— Begin Dataset extract —

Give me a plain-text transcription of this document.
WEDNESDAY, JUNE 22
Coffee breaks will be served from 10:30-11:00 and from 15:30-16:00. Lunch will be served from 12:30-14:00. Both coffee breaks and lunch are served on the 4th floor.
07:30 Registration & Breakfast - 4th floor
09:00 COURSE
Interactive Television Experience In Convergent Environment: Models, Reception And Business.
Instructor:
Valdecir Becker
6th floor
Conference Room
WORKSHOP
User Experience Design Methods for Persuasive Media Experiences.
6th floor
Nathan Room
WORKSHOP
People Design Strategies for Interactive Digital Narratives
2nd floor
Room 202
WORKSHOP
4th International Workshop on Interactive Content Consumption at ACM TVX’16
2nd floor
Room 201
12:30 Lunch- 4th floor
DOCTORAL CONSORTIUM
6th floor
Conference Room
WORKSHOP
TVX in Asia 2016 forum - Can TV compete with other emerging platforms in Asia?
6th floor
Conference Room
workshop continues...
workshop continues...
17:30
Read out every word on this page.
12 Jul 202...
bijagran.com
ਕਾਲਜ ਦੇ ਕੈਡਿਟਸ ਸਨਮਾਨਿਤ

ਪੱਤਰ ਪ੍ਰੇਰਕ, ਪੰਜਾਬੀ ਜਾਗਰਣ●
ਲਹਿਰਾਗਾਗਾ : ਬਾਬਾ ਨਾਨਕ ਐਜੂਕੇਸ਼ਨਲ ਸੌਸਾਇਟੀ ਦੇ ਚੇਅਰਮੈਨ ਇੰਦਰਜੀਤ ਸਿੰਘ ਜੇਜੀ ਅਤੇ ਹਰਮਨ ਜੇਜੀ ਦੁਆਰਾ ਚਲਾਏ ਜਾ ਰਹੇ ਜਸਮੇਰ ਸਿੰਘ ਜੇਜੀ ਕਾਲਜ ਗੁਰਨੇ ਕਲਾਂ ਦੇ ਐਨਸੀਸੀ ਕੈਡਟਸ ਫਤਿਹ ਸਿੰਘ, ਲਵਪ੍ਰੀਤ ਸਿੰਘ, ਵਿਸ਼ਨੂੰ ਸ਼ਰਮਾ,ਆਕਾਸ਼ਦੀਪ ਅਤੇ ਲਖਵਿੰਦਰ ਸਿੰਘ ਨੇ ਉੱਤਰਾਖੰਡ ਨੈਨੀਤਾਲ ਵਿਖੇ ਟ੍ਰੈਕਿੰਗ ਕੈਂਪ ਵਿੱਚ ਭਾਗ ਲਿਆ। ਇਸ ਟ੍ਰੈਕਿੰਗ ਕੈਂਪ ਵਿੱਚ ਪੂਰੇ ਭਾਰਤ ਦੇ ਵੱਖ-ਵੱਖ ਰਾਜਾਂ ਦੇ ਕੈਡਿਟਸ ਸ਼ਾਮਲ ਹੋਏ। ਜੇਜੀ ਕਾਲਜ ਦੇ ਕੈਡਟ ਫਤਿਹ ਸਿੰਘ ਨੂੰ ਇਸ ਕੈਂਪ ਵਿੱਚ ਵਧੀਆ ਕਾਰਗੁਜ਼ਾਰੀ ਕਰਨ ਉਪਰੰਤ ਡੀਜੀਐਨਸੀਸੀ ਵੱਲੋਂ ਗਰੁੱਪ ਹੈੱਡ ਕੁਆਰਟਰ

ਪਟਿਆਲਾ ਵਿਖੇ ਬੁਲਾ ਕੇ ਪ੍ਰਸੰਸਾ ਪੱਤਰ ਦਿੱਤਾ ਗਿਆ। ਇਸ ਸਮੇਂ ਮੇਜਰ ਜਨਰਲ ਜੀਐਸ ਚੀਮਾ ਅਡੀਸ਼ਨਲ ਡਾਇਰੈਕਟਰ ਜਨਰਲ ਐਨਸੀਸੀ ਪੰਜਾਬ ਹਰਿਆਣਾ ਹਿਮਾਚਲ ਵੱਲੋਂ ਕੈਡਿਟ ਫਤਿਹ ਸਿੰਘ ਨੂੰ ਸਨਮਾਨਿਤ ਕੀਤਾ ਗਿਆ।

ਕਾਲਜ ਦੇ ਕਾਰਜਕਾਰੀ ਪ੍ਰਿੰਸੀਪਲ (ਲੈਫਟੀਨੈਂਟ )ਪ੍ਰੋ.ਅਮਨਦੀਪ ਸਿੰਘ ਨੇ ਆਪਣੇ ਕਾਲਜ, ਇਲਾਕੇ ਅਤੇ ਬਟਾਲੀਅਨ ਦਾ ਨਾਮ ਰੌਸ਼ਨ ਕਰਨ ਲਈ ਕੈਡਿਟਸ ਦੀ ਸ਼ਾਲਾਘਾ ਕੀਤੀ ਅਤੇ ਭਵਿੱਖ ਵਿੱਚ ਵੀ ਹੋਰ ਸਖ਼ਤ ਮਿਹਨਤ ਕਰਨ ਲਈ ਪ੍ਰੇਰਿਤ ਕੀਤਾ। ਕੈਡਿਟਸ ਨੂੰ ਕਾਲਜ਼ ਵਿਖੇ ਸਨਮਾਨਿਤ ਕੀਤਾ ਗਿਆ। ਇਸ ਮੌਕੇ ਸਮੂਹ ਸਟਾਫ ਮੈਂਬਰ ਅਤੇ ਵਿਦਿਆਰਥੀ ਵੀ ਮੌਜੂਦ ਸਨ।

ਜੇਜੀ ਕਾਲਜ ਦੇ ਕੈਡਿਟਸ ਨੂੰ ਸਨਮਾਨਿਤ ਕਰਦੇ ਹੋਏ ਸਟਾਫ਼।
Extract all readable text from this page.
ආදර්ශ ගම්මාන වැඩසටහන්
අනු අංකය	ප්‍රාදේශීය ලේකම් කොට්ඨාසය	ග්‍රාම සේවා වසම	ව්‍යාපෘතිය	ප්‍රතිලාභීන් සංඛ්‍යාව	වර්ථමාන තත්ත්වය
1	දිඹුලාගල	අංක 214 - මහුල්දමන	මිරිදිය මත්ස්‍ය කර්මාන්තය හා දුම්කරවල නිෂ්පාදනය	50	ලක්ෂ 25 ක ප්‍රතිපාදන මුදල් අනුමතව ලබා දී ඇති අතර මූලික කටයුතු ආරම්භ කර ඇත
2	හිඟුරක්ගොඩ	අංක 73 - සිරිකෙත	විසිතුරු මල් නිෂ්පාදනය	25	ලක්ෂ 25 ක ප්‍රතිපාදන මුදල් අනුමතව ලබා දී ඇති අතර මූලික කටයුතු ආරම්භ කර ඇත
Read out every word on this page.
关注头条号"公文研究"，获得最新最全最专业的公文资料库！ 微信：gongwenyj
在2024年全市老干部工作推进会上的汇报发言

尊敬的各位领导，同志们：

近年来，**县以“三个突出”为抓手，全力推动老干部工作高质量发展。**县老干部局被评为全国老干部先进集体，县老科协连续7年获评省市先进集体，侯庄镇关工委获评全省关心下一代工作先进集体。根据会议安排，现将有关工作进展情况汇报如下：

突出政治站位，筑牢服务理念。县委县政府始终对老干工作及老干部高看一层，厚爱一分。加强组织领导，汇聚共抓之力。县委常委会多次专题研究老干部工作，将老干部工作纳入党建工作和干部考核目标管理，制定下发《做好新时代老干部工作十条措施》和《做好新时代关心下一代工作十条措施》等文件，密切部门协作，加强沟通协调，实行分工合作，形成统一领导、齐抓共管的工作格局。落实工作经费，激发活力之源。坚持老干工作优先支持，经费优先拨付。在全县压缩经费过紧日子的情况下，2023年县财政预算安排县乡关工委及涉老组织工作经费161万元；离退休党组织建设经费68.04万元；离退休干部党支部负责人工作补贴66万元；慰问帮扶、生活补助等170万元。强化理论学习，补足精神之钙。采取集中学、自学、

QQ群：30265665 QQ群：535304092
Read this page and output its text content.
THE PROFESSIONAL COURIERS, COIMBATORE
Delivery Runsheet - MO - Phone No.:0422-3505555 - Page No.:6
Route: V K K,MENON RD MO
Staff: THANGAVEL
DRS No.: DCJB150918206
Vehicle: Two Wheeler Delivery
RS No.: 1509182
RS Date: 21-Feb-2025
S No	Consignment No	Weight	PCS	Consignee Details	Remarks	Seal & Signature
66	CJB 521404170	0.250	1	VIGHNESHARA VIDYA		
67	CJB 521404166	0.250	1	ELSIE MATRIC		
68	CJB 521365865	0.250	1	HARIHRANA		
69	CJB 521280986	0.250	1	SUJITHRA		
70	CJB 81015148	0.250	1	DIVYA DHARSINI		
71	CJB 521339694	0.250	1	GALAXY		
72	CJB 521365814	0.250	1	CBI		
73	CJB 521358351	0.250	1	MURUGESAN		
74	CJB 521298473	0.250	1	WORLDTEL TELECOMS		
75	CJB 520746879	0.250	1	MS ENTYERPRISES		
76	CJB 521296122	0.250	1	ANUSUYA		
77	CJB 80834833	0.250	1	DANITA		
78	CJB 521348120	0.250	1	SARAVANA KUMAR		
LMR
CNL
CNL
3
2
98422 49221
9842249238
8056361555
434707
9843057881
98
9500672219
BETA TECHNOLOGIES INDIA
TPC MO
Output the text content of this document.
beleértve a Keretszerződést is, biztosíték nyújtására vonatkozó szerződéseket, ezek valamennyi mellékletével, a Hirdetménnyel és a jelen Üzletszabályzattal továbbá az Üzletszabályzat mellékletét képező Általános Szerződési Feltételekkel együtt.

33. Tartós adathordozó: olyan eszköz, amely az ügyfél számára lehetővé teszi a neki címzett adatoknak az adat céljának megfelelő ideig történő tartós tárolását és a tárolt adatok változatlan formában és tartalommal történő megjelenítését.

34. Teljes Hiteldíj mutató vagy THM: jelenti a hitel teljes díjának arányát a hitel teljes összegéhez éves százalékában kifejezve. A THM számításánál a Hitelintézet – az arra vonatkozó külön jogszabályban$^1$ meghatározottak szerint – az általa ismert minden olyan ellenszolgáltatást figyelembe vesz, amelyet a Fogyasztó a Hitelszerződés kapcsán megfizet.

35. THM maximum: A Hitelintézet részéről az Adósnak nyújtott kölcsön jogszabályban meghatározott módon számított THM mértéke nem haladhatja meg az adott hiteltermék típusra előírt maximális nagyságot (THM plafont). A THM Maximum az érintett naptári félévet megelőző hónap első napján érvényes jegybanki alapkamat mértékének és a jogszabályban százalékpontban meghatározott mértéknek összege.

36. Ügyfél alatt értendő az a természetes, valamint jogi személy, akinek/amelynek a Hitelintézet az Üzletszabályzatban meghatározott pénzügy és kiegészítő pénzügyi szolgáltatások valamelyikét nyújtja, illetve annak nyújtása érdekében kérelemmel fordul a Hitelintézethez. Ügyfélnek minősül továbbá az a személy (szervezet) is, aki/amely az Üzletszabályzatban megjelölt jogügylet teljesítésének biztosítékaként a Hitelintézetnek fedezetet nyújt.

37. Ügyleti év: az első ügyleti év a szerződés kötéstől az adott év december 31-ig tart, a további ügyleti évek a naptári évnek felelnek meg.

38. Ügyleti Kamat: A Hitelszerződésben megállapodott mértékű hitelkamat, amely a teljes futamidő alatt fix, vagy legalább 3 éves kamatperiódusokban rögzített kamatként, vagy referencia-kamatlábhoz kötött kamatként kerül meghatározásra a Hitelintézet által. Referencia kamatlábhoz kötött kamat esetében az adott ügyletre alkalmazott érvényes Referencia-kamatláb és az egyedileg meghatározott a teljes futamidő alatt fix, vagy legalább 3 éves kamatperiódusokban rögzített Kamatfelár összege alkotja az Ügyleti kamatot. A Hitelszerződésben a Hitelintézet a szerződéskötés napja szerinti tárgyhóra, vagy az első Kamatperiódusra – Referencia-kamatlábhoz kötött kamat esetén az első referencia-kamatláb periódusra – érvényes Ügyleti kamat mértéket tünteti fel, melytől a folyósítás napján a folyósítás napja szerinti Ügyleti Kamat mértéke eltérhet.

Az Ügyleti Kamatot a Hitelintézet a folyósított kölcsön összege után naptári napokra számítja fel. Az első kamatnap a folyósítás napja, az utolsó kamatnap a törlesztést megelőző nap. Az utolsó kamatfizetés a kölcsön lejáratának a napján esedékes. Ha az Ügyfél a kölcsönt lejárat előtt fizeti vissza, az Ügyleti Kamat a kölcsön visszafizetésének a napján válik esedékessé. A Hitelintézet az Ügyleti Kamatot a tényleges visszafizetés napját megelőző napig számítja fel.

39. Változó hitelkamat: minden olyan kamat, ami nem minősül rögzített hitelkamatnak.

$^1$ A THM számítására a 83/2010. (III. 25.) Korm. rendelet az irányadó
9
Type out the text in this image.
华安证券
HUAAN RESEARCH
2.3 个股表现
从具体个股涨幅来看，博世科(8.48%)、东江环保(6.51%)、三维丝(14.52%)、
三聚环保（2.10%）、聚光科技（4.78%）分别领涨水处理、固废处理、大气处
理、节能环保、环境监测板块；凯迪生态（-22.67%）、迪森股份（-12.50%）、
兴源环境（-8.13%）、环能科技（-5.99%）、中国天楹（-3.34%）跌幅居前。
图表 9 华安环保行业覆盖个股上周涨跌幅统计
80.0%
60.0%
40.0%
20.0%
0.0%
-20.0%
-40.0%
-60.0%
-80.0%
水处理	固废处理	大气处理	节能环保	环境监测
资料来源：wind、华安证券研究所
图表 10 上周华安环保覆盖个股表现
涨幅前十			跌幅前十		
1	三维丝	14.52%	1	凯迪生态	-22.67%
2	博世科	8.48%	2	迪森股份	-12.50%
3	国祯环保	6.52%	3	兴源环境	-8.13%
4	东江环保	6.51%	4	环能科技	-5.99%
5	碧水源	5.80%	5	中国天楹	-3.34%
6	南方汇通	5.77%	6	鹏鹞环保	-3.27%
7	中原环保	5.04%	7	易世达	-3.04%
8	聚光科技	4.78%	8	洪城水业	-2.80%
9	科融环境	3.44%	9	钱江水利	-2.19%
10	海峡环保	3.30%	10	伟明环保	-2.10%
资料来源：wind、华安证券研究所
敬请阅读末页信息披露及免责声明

— End Dataset extract —

• Given task:
In the entries above, take the line containing "Type out the text in this image." and each later line through the last, and repeat them exactly. Output nothing else.

• Exercise solution:
Type out the text in this image.
华安证券
HUAAN RESEARCH
2.3 个股表现
从具体个股涨幅来看，博世科(8.48%)、东江环保(6.51%)、三维丝(14.52%)、
三聚环保（2.10%）、聚光科技（4.78%）分别领涨水处理、固废处理、大气处
理、节能环保、环境监测板块；凯迪生态（-22.67%）、迪森股份（-12.50%）、
兴源环境（-8.13%）、环能科技（-5.99%）、中国天楹（-3.34%）跌幅居前。
图表 9 华安环保行业覆盖个股上周涨跌幅统计
80.0%
60.0%
40.0%
20.0%
0.0%
-20.0%
-40.0%
-60.0%
-80.0%
水处理	固废处理	大气处理	节能环保	环境监测
资料来源：wind、华安证券研究所
图表 10 上周华安环保覆盖个股表现
涨幅前十			跌幅前十		
1	三维丝	14.52%	1	凯迪生态	-22.67%
2	博世科	8.48%	2	迪森股份	-12.50%
3	国祯环保	6.52%	3	兴源环境	-8.13%
4	东江环保	6.51%	4	环能科技	-5.99%
5	碧水源	5.80%	5	中国天楹	-3.34%
6	南方汇通	5.77%	6	鹏鹞环保	-3.27%
7	中原环保	5.04%	7	易世达	-3.04%
8	聚光科技	4.78%	8	洪城水业	-2.80%
9	科融环境	3.44%	9	钱江水利	-2.19%
10	海峡环保	3.30%	10	伟明环保	-2.10%
资料来源：wind、华安证券研究所
敬请阅读末页信息披露及免责声明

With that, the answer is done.